## AIM
Find the word "Full" in the data. Return every line where it appears.

-.-.-

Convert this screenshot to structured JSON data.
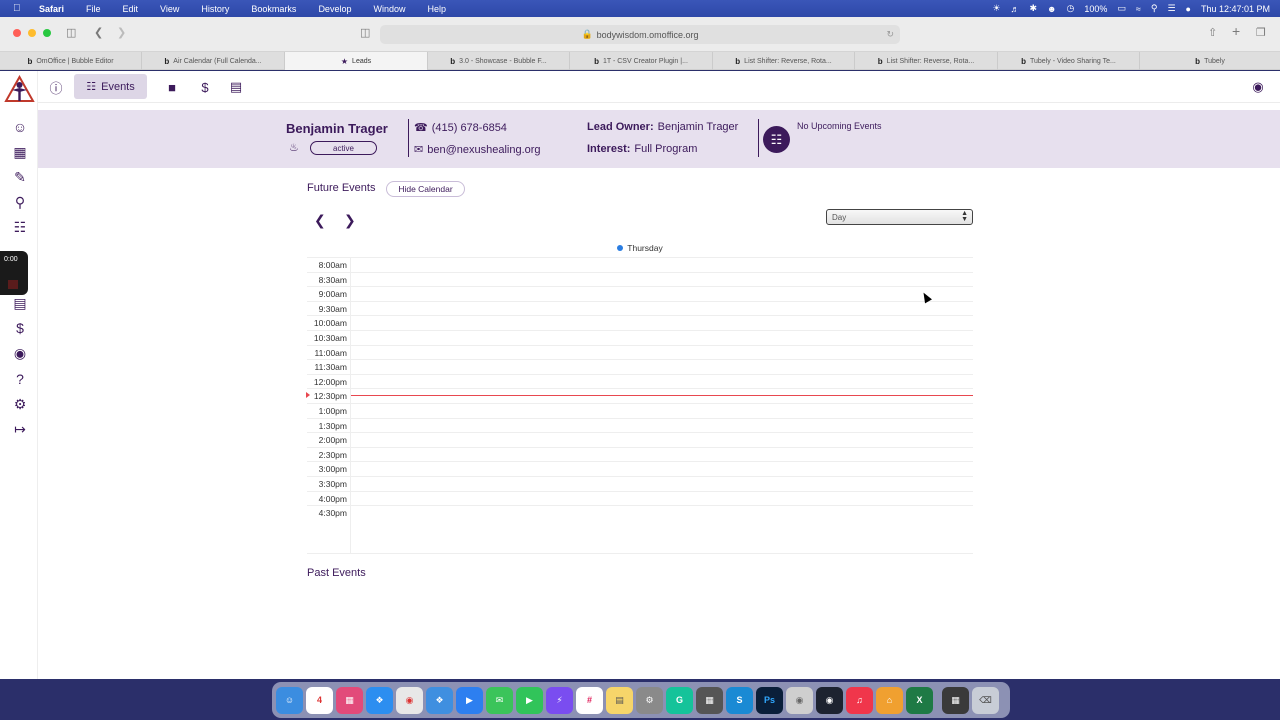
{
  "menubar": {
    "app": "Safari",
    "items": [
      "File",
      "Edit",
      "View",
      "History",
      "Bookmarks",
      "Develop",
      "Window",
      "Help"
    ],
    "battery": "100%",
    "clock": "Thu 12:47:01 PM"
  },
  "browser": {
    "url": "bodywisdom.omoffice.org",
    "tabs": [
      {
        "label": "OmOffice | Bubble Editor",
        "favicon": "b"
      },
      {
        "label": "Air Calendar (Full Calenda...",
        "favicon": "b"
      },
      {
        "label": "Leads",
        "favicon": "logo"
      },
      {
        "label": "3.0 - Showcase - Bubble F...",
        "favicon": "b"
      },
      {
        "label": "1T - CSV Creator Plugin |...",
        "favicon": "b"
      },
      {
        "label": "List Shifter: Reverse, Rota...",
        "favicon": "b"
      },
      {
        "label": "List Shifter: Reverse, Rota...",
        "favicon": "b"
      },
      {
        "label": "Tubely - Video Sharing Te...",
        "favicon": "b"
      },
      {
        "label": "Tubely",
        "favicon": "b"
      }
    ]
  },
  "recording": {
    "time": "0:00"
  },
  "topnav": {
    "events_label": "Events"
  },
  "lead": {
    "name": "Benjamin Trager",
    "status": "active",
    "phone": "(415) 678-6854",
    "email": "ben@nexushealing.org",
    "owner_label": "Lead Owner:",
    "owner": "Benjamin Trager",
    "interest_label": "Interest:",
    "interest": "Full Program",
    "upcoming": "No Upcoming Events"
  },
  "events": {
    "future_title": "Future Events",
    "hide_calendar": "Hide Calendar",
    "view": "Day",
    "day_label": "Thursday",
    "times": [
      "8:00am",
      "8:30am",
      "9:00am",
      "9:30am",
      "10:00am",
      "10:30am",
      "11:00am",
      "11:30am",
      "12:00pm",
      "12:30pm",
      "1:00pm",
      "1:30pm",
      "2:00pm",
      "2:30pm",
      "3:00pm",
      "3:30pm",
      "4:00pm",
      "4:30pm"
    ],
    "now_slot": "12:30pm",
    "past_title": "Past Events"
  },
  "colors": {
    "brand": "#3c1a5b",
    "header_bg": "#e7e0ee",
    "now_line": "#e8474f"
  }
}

-.-.-

## ANSWER FOR THIS EXERCISE
        "label": "Air Calendar (Full Calenda...",
    "interest": "Full Program",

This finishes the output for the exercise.